▶ WORK REQUIRED
Pull out from the material below all lines with "title".

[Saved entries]
>> Start

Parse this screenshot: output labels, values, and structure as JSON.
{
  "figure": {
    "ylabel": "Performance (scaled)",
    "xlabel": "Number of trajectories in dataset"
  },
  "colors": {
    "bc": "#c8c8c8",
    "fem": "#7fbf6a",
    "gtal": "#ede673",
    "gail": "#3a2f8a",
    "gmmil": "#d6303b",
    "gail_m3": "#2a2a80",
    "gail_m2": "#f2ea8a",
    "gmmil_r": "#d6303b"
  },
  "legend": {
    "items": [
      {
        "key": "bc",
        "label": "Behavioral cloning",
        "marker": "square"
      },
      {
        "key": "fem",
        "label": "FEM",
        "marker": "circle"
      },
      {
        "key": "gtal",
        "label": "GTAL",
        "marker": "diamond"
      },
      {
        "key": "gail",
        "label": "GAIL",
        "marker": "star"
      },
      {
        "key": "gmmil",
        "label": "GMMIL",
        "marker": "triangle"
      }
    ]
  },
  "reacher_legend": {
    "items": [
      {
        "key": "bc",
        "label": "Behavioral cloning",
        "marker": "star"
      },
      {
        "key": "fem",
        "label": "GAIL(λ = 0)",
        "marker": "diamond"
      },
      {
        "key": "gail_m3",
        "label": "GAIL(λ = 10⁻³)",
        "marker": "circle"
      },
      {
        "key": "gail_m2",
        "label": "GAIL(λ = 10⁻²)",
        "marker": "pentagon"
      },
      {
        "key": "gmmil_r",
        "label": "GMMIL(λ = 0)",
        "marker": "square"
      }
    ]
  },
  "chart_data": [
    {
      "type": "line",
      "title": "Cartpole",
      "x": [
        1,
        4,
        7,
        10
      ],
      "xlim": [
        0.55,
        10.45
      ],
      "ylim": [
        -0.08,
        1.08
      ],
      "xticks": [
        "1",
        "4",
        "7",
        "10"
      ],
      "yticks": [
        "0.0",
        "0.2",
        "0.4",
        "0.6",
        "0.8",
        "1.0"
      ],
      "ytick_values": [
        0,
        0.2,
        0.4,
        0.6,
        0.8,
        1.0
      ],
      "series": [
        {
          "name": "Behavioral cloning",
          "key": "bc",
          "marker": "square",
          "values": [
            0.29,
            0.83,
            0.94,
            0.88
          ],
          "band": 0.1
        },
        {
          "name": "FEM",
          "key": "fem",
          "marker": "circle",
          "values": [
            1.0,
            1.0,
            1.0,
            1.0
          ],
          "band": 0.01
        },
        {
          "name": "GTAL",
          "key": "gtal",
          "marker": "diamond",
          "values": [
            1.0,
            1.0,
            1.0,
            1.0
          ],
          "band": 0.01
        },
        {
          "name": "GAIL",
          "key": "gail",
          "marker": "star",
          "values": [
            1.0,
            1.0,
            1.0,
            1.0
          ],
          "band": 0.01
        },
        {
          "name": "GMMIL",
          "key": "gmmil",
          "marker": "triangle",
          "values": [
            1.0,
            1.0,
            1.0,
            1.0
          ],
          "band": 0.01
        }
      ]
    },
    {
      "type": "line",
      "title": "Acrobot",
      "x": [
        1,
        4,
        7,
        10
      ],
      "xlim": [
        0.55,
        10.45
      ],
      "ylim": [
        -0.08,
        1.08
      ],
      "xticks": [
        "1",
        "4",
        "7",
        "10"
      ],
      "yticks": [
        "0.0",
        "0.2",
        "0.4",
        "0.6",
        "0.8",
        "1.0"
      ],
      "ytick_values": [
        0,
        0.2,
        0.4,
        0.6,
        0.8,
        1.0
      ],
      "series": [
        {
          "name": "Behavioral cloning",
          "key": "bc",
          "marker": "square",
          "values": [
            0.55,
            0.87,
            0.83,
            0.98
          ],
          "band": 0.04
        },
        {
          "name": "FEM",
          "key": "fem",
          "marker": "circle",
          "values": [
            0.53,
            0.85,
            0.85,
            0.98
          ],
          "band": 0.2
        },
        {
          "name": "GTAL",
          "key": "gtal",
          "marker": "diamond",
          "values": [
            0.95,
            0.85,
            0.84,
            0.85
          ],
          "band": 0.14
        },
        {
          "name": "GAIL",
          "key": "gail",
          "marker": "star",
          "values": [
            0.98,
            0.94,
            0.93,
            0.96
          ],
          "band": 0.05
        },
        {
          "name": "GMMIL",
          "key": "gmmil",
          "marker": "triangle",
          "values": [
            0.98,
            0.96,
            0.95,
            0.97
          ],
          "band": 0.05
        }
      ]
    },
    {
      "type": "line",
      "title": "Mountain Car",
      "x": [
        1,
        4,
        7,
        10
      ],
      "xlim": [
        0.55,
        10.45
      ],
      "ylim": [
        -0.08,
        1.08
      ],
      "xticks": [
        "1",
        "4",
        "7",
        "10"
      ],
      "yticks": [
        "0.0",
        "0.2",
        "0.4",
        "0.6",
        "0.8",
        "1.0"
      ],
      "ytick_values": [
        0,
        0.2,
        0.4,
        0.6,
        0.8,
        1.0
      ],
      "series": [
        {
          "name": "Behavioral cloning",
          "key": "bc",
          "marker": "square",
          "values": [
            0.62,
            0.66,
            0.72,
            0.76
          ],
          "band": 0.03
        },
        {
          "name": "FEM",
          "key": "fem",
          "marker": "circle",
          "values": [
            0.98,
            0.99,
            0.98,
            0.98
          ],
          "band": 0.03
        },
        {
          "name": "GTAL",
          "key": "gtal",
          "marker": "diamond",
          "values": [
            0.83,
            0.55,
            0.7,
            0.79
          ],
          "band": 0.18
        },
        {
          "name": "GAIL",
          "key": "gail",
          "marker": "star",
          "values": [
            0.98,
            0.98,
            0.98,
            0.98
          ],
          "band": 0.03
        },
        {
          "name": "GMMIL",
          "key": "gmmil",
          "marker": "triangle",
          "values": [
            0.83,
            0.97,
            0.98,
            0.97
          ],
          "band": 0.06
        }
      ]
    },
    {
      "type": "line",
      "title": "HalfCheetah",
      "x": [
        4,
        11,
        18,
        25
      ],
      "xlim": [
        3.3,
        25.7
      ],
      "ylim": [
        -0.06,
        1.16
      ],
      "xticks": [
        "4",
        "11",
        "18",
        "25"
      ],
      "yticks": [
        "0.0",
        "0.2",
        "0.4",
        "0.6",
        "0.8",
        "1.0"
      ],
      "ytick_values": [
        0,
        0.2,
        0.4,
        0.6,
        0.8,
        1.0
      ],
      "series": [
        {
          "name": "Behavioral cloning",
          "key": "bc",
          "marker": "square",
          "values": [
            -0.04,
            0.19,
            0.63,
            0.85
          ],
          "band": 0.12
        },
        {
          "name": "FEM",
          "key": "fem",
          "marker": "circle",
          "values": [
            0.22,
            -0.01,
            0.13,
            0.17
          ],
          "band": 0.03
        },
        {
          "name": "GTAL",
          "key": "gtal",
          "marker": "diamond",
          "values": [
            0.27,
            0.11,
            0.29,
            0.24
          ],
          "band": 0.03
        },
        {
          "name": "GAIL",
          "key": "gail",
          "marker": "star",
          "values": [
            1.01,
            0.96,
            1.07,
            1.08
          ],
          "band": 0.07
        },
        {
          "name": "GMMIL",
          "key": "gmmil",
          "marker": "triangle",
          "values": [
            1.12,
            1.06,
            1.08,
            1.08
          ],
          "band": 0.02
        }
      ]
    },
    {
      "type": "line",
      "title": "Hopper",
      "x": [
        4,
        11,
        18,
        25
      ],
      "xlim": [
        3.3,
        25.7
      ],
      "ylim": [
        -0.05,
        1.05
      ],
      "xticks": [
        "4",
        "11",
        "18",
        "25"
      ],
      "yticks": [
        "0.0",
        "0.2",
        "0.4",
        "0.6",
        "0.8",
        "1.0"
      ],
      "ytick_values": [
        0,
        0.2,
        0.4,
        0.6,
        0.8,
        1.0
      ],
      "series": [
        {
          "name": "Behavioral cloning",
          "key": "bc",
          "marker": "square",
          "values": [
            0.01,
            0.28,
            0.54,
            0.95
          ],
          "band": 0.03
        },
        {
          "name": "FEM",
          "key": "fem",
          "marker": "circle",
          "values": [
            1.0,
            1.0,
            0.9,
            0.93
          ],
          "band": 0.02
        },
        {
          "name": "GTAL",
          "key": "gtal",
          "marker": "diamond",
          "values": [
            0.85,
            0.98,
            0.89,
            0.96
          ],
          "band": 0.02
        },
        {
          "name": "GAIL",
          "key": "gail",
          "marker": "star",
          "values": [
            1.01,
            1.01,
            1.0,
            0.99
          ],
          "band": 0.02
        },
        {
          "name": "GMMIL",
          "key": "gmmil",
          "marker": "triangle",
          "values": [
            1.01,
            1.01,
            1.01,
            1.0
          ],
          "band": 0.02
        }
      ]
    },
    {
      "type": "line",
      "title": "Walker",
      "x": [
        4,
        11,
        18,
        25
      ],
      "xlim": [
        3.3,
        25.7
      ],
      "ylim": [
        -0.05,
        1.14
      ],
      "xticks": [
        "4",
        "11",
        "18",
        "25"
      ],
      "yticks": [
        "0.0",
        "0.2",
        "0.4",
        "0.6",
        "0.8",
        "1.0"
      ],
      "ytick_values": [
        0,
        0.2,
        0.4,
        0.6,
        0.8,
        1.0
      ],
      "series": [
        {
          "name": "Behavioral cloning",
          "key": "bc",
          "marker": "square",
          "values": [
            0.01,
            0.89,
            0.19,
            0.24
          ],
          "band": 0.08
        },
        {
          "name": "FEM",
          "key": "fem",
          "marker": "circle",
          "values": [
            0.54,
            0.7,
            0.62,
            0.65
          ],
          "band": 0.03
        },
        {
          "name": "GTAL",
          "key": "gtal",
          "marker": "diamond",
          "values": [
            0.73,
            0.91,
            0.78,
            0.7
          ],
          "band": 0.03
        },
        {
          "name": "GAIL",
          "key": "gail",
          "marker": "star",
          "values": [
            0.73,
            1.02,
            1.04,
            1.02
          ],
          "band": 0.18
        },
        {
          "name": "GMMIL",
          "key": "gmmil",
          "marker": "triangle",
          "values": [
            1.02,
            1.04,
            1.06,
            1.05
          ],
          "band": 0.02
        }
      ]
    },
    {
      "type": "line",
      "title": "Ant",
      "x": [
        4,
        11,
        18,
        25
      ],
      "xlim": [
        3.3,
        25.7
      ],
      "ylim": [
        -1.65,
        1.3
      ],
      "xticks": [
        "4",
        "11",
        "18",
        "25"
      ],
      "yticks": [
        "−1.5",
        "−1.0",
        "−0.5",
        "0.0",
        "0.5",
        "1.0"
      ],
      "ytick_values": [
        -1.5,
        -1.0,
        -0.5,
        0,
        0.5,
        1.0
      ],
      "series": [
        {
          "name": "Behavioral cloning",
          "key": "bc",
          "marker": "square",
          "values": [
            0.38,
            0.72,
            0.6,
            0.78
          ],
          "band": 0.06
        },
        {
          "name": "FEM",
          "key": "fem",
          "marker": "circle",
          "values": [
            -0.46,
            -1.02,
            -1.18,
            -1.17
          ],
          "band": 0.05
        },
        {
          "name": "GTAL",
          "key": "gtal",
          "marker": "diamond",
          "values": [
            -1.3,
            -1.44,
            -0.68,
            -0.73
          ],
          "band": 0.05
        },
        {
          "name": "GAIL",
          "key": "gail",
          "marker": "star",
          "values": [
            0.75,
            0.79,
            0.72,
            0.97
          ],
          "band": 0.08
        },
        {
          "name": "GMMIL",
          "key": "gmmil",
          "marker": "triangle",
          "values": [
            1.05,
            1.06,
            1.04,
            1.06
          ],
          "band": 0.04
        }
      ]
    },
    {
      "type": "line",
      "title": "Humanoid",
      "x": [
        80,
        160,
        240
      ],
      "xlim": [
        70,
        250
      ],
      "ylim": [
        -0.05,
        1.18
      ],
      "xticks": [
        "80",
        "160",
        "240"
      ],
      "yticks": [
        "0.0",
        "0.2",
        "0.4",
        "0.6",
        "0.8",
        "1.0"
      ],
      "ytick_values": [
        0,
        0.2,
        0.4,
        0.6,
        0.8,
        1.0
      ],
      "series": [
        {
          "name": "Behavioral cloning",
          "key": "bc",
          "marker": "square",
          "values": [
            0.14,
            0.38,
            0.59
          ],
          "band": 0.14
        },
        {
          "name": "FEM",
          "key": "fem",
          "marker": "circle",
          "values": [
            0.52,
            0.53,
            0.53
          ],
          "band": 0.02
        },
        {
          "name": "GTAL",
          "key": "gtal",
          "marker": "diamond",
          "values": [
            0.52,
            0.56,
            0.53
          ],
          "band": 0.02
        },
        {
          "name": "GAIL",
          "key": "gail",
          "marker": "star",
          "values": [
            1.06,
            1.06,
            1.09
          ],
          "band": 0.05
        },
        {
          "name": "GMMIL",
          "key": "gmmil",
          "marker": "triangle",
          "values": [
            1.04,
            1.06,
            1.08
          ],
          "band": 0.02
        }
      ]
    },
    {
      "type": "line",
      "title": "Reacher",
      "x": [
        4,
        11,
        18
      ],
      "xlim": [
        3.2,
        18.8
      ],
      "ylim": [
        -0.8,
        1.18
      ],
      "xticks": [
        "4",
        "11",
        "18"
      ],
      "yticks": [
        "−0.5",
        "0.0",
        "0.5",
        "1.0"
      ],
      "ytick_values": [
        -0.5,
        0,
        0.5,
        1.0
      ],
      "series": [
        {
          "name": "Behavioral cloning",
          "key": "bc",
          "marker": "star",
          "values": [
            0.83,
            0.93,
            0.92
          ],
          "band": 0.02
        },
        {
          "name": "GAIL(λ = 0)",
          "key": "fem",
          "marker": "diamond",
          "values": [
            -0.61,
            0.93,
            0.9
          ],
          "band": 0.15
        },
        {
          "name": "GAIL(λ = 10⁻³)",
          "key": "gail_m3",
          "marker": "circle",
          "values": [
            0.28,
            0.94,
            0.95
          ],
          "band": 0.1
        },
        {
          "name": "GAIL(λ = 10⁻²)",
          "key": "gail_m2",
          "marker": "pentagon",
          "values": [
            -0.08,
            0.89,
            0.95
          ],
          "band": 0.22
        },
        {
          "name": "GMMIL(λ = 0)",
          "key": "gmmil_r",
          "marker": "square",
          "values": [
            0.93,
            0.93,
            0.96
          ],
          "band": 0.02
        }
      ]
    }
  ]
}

>> End

▶ REPLY
      "title": "Cartpole",
      "title": "Acrobot",
      "title": "Mountain Car",
      "title": "HalfCheetah",
      "title": "Hopper",
      "title": "Walker",
      "title": "Ant",
      "title": "Humanoid",
      "title": "Reacher",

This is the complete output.